__EXERCISE__.
Write the data out again exactly, dropping any images it holds.

────────────────────────────────────────

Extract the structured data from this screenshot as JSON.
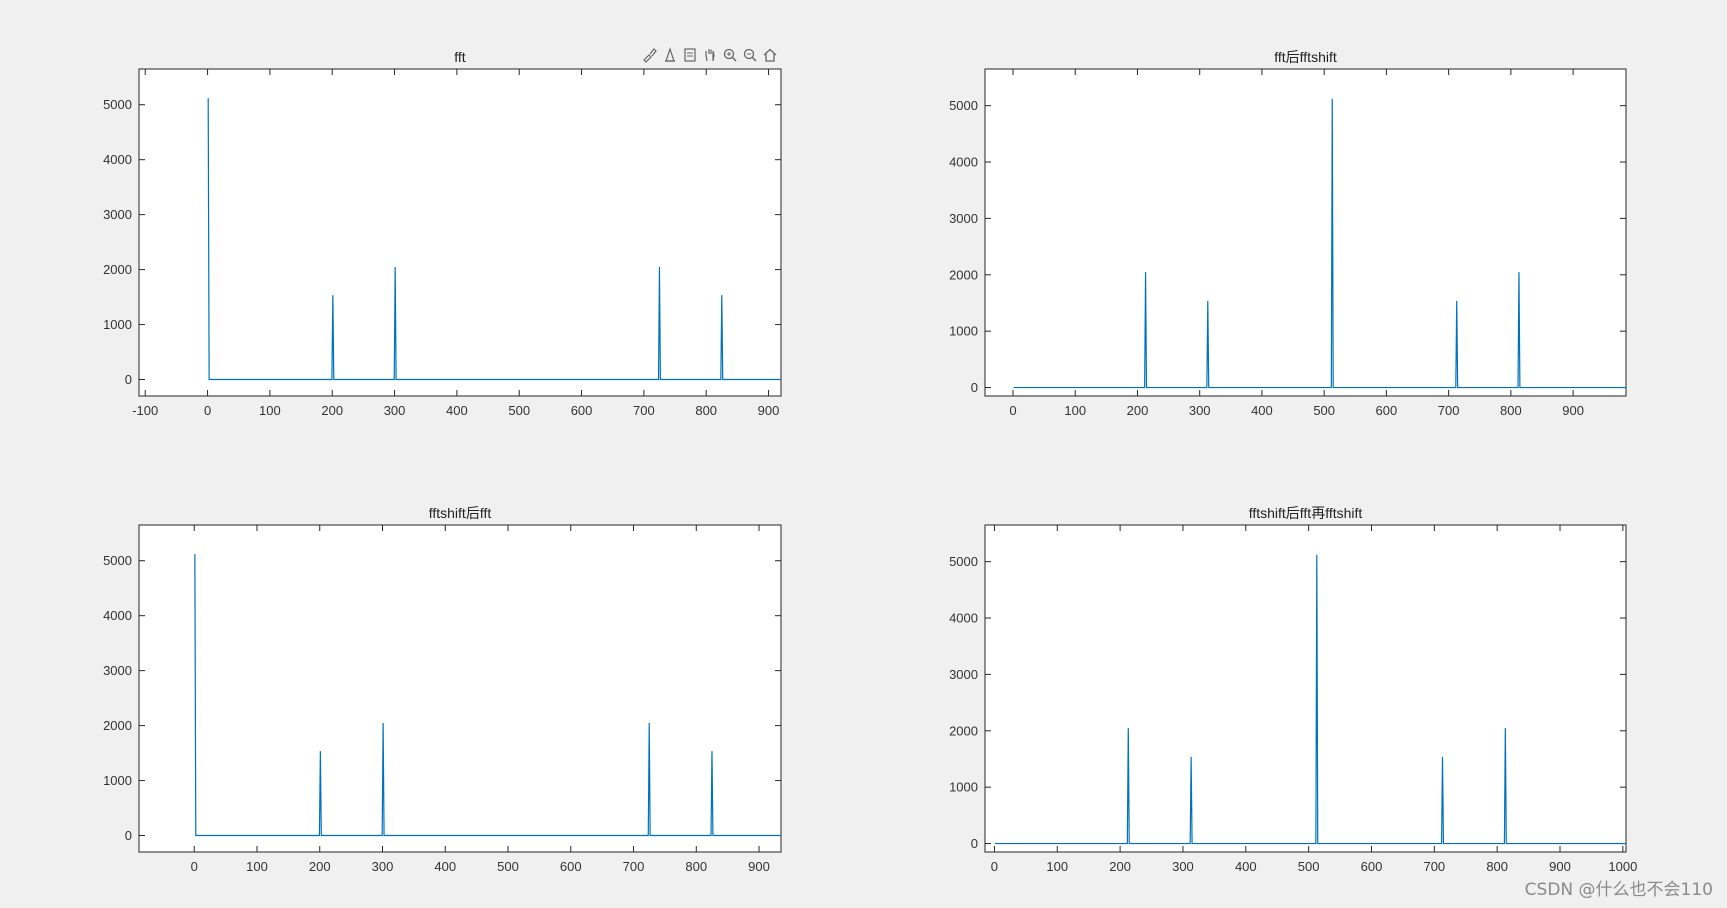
{
  "toolbar": {
    "icons": [
      "brush-icon",
      "datatip-icon",
      "legend-icon",
      "pan-icon",
      "zoom-in-icon",
      "zoom-out-icon",
      "home-icon"
    ]
  },
  "watermark": "CSDN @什么也不会110",
  "chart_data": [
    {
      "type": "line",
      "title": "fft",
      "xlim": [
        -110,
        920
      ],
      "ylim": [
        -300,
        5650
      ],
      "xticks": [
        -100,
        0,
        100,
        200,
        300,
        400,
        500,
        600,
        700,
        800,
        900
      ],
      "yticks": [
        0,
        1000,
        2000,
        3000,
        4000,
        5000
      ],
      "color": "#0072bd",
      "baseline_range": [
        1,
        1024
      ],
      "spikes": [
        {
          "x": 1,
          "y": 5120
        },
        {
          "x": 201,
          "y": 1536
        },
        {
          "x": 301,
          "y": 2048
        },
        {
          "x": 725,
          "y": 2048
        },
        {
          "x": 825,
          "y": 1536
        }
      ]
    },
    {
      "type": "line",
      "title": "fft后fftshift",
      "xlim": [
        -45,
        985
      ],
      "ylim": [
        -150,
        5650
      ],
      "xticks": [
        0,
        100,
        200,
        300,
        400,
        500,
        600,
        700,
        800,
        900
      ],
      "yticks": [
        0,
        1000,
        2000,
        3000,
        4000,
        5000
      ],
      "color": "#0072bd",
      "baseline_range": [
        1,
        1024
      ],
      "spikes": [
        {
          "x": 213,
          "y": 2048
        },
        {
          "x": 313,
          "y": 1536
        },
        {
          "x": 513,
          "y": 5120
        },
        {
          "x": 713,
          "y": 1536
        },
        {
          "x": 813,
          "y": 2048
        }
      ]
    },
    {
      "type": "line",
      "title": "fftshift后fft",
      "xlim": [
        -88,
        935
      ],
      "ylim": [
        -300,
        5650
      ],
      "xticks": [
        0,
        100,
        200,
        300,
        400,
        500,
        600,
        700,
        800,
        900
      ],
      "yticks": [
        0,
        1000,
        2000,
        3000,
        4000,
        5000
      ],
      "color": "#0072bd",
      "baseline_range": [
        1,
        1024
      ],
      "spikes": [
        {
          "x": 1,
          "y": 5120
        },
        {
          "x": 201,
          "y": 1536
        },
        {
          "x": 301,
          "y": 2048
        },
        {
          "x": 725,
          "y": 2048
        },
        {
          "x": 825,
          "y": 1536
        }
      ]
    },
    {
      "type": "line",
      "title": "fftshift后fft再fftshift",
      "xlim": [
        -15,
        1005
      ],
      "ylim": [
        -150,
        5650
      ],
      "xticks": [
        0,
        100,
        200,
        300,
        400,
        500,
        600,
        700,
        800,
        900,
        1000
      ],
      "yticks": [
        0,
        1000,
        2000,
        3000,
        4000,
        5000
      ],
      "color": "#0072bd",
      "baseline_range": [
        1,
        1024
      ],
      "spikes": [
        {
          "x": 213,
          "y": 2048
        },
        {
          "x": 313,
          "y": 1536
        },
        {
          "x": 513,
          "y": 5120
        },
        {
          "x": 713,
          "y": 1536
        },
        {
          "x": 813,
          "y": 2048
        }
      ]
    }
  ]
}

────────────────────────────────────────

__SOLUTION TO THE PROBLEM__.
Extract the structured data from this screenshot as JSON.
{
  "toolbar": {
    "icons": [
      "brush-icon",
      "datatip-icon",
      "legend-icon",
      "pan-icon",
      "zoom-in-icon",
      "zoom-out-icon",
      "home-icon"
    ]
  },
  "watermark": "CSDN @什么也不会110",
  "chart_data": [
    {
      "type": "line",
      "title": "fft",
      "xlim": [
        -110,
        920
      ],
      "ylim": [
        -300,
        5650
      ],
      "xticks": [
        -100,
        0,
        100,
        200,
        300,
        400,
        500,
        600,
        700,
        800,
        900
      ],
      "yticks": [
        0,
        1000,
        2000,
        3000,
        4000,
        5000
      ],
      "color": "#0072bd",
      "baseline_range": [
        1,
        1024
      ],
      "spikes": [
        {
          "x": 1,
          "y": 5120
        },
        {
          "x": 201,
          "y": 1536
        },
        {
          "x": 301,
          "y": 2048
        },
        {
          "x": 725,
          "y": 2048
        },
        {
          "x": 825,
          "y": 1536
        }
      ]
    },
    {
      "type": "line",
      "title": "fft后fftshift",
      "xlim": [
        -45,
        985
      ],
      "ylim": [
        -150,
        5650
      ],
      "xticks": [
        0,
        100,
        200,
        300,
        400,
        500,
        600,
        700,
        800,
        900
      ],
      "yticks": [
        0,
        1000,
        2000,
        3000,
        4000,
        5000
      ],
      "color": "#0072bd",
      "baseline_range": [
        1,
        1024
      ],
      "spikes": [
        {
          "x": 213,
          "y": 2048
        },
        {
          "x": 313,
          "y": 1536
        },
        {
          "x": 513,
          "y": 5120
        },
        {
          "x": 713,
          "y": 1536
        },
        {
          "x": 813,
          "y": 2048
        }
      ]
    },
    {
      "type": "line",
      "title": "fftshift后fft",
      "xlim": [
        -88,
        935
      ],
      "ylim": [
        -300,
        5650
      ],
      "xticks": [
        0,
        100,
        200,
        300,
        400,
        500,
        600,
        700,
        800,
        900
      ],
      "yticks": [
        0,
        1000,
        2000,
        3000,
        4000,
        5000
      ],
      "color": "#0072bd",
      "baseline_range": [
        1,
        1024
      ],
      "spikes": [
        {
          "x": 1,
          "y": 5120
        },
        {
          "x": 201,
          "y": 1536
        },
        {
          "x": 301,
          "y": 2048
        },
        {
          "x": 725,
          "y": 2048
        },
        {
          "x": 825,
          "y": 1536
        }
      ]
    },
    {
      "type": "line",
      "title": "fftshift后fft再fftshift",
      "xlim": [
        -15,
        1005
      ],
      "ylim": [
        -150,
        5650
      ],
      "xticks": [
        0,
        100,
        200,
        300,
        400,
        500,
        600,
        700,
        800,
        900,
        1000
      ],
      "yticks": [
        0,
        1000,
        2000,
        3000,
        4000,
        5000
      ],
      "color": "#0072bd",
      "baseline_range": [
        1,
        1024
      ],
      "spikes": [
        {
          "x": 213,
          "y": 2048
        },
        {
          "x": 313,
          "y": 1536
        },
        {
          "x": 513,
          "y": 5120
        },
        {
          "x": 713,
          "y": 1536
        },
        {
          "x": 813,
          "y": 2048
        }
      ]
    }
  ]
}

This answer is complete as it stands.